━━━━━ Supplied data

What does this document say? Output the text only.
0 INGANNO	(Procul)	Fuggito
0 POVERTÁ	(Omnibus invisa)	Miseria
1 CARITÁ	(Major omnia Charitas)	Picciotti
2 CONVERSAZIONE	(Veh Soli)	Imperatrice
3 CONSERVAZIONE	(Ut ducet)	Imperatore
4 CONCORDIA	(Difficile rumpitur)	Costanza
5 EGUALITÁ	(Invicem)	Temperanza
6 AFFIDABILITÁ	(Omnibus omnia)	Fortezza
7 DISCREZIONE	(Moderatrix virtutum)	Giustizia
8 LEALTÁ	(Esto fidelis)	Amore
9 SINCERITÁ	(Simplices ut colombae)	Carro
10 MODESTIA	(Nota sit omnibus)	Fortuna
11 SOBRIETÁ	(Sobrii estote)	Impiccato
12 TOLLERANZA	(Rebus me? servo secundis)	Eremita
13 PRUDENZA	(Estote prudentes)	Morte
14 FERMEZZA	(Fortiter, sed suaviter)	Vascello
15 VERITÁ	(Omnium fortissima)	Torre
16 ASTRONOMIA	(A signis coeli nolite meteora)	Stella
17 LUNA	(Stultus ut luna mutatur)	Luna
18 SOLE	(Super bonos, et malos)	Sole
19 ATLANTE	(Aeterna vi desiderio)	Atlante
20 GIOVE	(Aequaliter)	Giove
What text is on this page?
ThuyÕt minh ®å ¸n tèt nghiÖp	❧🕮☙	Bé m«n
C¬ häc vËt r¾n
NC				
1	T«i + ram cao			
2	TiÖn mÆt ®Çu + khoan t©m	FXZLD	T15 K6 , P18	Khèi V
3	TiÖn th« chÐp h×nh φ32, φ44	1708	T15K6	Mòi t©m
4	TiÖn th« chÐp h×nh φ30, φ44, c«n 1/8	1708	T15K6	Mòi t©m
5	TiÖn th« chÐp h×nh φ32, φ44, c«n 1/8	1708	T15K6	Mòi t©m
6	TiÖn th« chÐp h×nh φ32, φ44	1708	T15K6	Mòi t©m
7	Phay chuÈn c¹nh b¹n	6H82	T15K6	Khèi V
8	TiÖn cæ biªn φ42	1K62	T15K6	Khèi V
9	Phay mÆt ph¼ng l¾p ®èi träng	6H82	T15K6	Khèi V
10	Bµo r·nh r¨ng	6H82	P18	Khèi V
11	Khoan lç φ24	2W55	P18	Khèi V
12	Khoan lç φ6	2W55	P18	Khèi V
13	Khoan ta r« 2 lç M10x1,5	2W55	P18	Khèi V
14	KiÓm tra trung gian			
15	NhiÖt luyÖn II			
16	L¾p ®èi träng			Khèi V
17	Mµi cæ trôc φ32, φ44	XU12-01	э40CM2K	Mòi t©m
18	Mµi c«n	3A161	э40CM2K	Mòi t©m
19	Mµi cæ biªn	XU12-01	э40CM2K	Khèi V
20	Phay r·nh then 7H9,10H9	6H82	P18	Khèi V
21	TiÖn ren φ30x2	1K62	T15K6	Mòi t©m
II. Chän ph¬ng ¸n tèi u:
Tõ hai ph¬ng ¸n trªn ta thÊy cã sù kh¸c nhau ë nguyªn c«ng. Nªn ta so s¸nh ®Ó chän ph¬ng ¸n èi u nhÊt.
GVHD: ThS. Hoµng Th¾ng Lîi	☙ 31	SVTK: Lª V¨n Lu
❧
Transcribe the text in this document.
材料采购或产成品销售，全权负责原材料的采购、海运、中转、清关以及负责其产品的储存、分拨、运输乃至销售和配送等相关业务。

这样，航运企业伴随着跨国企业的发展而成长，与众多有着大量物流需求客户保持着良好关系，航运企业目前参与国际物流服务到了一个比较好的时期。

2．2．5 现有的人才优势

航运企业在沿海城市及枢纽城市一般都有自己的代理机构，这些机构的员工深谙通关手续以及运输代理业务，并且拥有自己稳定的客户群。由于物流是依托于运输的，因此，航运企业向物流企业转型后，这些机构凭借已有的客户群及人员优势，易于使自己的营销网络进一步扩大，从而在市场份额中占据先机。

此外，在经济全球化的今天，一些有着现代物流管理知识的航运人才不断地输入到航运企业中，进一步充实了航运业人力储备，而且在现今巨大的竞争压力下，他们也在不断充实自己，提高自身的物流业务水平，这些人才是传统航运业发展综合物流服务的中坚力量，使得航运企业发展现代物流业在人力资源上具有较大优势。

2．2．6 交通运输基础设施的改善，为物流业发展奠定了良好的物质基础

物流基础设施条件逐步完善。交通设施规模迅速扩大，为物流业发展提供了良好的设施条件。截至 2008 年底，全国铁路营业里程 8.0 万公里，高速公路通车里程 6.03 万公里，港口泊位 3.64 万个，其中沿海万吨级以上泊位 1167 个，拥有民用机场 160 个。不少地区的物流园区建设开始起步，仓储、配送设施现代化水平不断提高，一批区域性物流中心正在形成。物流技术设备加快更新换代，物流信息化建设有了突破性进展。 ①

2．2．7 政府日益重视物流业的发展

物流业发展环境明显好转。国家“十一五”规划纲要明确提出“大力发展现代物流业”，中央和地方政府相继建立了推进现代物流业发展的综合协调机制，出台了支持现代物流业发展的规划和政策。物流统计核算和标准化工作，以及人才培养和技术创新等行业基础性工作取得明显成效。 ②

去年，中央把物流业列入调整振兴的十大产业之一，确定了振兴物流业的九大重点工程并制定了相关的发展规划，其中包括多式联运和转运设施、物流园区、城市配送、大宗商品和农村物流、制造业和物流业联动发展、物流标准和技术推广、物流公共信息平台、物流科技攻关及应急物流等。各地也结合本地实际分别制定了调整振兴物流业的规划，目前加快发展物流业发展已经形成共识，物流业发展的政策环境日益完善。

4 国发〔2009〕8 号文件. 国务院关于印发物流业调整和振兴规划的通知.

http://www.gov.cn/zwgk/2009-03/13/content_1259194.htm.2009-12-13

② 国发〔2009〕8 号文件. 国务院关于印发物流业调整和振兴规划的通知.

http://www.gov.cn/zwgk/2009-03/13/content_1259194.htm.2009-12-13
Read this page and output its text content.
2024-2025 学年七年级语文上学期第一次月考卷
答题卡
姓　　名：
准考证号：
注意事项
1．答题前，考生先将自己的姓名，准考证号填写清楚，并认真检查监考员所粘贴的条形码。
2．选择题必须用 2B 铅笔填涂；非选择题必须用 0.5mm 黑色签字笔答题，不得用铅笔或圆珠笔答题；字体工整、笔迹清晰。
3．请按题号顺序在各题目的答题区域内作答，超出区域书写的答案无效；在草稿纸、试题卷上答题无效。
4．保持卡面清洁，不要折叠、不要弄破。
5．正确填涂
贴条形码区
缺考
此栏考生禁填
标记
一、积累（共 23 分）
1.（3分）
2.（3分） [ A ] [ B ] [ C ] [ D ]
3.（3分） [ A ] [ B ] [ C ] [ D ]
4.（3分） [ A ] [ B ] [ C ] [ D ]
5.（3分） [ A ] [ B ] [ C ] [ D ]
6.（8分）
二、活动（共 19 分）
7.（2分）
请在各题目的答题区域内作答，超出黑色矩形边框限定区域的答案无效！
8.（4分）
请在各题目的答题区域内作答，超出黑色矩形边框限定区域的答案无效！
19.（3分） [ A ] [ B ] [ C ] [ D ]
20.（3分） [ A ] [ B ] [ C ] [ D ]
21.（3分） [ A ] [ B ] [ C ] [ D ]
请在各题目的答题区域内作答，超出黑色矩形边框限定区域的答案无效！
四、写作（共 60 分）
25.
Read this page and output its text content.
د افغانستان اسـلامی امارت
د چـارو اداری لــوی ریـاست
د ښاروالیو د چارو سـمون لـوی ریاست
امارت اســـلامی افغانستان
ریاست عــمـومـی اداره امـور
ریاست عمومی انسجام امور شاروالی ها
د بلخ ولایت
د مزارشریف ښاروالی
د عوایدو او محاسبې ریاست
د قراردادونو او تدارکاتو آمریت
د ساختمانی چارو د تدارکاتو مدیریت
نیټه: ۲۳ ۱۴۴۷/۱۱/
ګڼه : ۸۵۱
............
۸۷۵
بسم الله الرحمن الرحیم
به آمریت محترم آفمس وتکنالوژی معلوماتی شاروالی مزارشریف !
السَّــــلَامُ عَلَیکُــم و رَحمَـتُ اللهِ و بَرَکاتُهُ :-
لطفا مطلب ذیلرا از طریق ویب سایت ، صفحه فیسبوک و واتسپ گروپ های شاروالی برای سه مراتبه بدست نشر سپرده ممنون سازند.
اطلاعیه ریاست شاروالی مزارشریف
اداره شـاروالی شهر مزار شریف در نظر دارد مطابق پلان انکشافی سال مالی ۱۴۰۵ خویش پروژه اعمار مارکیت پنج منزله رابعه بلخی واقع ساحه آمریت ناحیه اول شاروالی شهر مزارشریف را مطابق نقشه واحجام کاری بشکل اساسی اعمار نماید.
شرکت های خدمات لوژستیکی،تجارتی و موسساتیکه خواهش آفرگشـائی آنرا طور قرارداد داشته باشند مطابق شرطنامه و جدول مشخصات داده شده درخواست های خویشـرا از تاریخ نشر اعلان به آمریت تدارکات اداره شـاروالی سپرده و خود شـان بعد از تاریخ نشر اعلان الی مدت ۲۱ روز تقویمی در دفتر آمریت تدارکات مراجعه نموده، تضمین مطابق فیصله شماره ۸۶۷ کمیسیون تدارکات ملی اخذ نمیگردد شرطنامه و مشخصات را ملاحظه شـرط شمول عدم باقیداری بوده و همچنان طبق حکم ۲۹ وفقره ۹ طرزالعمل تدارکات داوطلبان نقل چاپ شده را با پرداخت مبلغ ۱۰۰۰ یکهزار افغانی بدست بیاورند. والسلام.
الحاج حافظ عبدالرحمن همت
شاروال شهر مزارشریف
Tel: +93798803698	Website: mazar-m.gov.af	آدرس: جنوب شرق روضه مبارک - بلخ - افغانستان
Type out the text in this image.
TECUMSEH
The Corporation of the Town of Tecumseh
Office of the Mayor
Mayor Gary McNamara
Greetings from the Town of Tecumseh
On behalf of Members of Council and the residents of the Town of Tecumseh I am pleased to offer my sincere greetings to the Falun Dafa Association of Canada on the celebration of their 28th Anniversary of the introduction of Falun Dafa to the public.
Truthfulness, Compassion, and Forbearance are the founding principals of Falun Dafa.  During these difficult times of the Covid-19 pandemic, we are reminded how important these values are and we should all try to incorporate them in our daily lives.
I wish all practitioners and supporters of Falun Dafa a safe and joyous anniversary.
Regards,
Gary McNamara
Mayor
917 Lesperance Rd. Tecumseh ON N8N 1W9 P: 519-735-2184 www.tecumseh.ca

━━━━━━━━━━

* What you need to do *
Filter the entries down to the lines containing "omnia". Copy each of those lines.

* Task response *
1 CARITÁ	(Major omnia Charitas)	Picciotti
6 AFFIDABILITÁ	(Omnibus omnia)	Fortezza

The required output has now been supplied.